MATERIAL FOR THE TASK:
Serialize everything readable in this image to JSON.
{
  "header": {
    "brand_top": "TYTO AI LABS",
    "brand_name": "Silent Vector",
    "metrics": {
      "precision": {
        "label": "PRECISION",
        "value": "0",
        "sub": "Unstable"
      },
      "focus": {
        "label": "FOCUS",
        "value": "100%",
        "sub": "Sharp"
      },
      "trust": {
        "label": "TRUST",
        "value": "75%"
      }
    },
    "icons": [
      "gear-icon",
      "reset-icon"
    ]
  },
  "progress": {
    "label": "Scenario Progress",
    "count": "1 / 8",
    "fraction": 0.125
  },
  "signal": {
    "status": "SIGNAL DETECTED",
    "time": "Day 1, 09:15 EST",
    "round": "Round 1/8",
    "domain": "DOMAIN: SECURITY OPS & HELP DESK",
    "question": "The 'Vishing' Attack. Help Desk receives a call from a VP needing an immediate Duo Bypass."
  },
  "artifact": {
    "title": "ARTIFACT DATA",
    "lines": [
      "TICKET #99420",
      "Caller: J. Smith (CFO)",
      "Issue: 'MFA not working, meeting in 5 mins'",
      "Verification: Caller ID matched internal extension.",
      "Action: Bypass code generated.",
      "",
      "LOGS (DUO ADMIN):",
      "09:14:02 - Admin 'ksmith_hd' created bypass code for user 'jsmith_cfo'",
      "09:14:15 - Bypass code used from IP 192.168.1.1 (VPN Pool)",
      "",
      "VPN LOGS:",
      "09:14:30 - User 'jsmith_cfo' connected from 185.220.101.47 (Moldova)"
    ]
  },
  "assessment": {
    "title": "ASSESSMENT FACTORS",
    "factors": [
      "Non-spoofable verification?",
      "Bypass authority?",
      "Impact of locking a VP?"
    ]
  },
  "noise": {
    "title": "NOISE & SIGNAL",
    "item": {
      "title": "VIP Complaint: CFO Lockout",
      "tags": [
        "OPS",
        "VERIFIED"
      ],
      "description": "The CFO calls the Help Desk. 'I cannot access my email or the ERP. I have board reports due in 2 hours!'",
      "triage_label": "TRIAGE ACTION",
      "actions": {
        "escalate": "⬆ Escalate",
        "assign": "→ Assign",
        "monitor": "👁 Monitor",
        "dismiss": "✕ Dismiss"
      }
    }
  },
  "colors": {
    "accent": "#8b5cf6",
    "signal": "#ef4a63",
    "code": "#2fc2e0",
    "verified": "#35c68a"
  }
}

==

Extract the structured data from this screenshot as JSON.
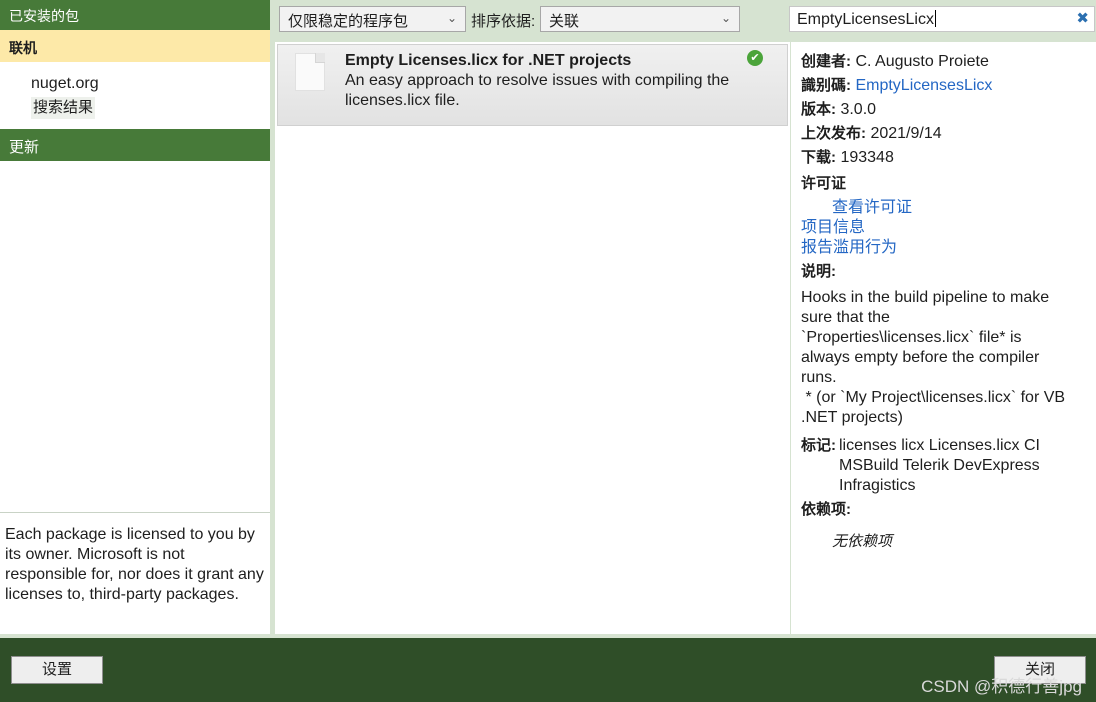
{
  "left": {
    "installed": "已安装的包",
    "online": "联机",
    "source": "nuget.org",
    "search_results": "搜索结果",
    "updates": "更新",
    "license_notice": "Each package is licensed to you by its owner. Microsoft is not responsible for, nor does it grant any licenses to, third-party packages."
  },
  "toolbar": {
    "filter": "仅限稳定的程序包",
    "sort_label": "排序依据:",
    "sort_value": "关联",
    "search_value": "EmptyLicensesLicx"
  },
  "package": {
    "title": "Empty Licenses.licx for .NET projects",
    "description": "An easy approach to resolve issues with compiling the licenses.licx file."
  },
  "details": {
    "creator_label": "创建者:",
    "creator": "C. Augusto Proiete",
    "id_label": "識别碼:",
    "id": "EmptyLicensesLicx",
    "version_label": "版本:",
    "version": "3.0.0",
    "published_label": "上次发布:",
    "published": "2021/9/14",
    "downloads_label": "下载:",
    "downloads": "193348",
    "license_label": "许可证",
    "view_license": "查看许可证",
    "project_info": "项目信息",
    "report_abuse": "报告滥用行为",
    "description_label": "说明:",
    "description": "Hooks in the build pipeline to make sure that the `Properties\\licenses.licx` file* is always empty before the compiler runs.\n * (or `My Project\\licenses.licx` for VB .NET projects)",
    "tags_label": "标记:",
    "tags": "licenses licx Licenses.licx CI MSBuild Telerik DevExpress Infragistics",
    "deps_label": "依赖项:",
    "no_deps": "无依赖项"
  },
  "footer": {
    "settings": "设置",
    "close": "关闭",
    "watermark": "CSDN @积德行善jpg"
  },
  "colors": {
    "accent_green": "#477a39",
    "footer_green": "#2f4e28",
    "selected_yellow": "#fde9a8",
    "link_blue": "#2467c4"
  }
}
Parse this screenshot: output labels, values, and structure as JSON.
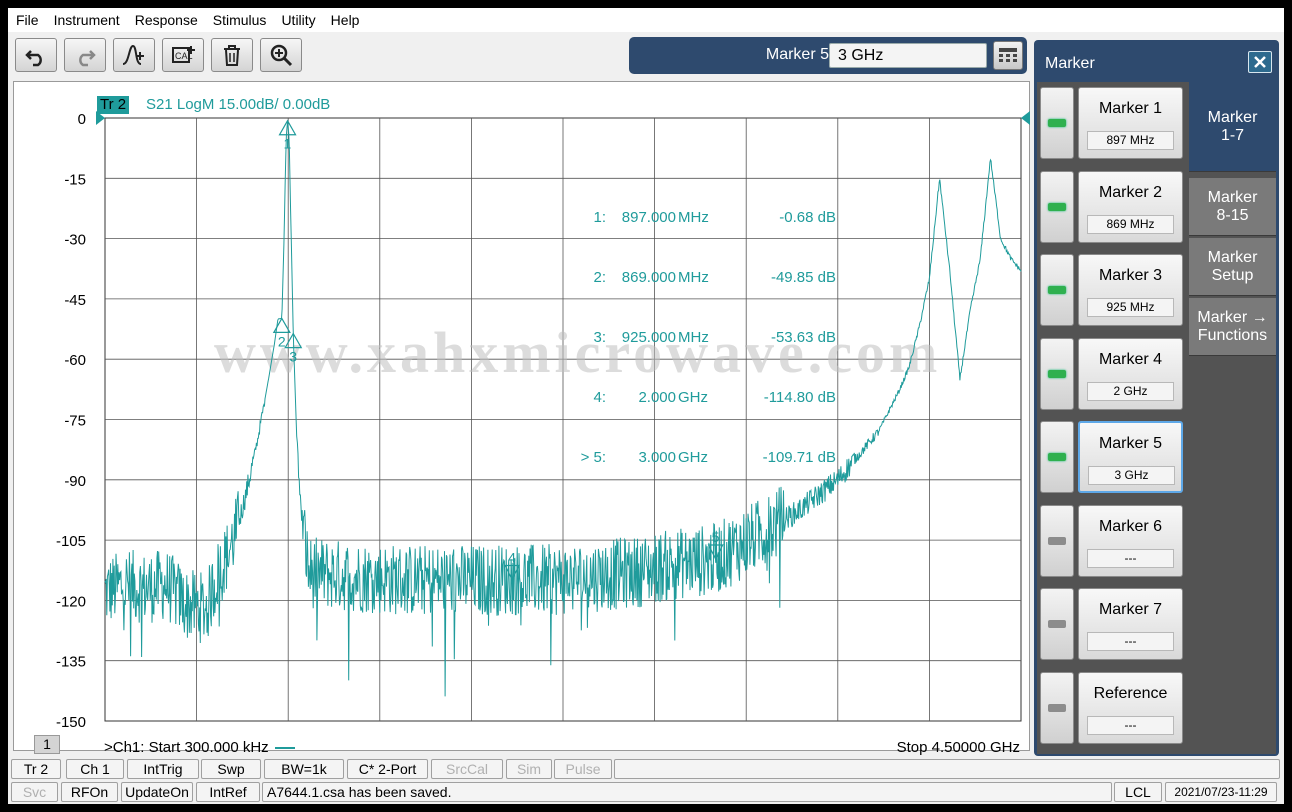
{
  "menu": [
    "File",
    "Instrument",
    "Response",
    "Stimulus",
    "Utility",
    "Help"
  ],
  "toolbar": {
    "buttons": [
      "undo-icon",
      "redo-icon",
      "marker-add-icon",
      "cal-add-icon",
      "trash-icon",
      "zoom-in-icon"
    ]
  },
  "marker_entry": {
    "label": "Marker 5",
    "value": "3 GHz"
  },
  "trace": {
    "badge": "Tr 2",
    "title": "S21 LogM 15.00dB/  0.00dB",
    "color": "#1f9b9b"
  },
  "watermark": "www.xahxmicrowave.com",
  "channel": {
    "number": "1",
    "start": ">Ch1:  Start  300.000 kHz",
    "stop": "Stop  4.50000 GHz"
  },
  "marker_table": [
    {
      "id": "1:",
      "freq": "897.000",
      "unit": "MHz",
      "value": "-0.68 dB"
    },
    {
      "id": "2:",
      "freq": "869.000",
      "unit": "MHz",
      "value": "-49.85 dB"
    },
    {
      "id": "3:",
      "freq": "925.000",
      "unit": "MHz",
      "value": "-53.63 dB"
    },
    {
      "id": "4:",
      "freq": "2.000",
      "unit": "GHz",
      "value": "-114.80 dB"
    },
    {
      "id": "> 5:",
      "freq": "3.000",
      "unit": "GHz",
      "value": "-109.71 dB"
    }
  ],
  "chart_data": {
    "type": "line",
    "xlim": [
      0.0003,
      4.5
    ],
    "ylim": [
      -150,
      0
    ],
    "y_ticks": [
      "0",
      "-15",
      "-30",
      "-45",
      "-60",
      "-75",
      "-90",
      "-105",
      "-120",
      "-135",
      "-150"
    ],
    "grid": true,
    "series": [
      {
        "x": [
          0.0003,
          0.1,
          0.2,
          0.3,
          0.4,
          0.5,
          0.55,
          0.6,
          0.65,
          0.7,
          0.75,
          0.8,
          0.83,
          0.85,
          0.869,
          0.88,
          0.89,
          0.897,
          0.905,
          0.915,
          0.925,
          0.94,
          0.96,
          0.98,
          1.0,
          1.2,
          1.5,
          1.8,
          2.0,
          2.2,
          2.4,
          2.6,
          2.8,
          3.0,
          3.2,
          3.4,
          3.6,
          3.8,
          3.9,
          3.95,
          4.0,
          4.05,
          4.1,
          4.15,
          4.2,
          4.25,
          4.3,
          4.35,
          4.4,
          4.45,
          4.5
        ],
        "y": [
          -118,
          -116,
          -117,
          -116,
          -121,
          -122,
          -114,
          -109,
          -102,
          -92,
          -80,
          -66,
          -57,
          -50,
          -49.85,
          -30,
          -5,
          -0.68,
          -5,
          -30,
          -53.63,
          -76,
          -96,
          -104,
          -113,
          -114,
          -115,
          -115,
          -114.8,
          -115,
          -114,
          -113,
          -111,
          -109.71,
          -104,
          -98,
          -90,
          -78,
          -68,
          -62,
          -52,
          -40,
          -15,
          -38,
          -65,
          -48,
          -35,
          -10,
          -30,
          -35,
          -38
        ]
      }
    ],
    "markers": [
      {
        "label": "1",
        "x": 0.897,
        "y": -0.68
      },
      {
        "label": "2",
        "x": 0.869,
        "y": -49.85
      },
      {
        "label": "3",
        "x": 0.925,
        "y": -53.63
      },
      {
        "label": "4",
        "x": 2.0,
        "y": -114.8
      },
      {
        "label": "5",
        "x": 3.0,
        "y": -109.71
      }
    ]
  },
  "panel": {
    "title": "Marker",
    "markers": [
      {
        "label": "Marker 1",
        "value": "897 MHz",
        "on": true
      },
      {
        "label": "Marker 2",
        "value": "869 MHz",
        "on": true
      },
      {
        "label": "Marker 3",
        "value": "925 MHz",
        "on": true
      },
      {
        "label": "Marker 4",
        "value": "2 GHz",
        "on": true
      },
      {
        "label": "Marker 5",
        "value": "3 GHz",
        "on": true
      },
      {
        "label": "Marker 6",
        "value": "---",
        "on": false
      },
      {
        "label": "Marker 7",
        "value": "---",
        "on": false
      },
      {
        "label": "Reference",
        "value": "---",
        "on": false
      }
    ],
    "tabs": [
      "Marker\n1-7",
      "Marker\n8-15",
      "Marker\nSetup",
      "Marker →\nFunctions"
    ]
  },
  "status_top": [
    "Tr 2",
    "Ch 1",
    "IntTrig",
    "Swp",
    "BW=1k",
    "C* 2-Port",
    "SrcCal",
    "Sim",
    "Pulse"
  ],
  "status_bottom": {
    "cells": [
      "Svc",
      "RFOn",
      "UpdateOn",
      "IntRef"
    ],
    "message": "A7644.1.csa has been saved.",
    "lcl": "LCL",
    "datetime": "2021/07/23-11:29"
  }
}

PROBLEM DETAILS:
Return all lines with the word "JSON" in them.

OUTPUT OF THE EXERCISE:
Serialize everything readable in this image to JSON.
Extract the structured data from this screenshot as JSON.
Parse this screenshot: output labels, values, and structure as JSON.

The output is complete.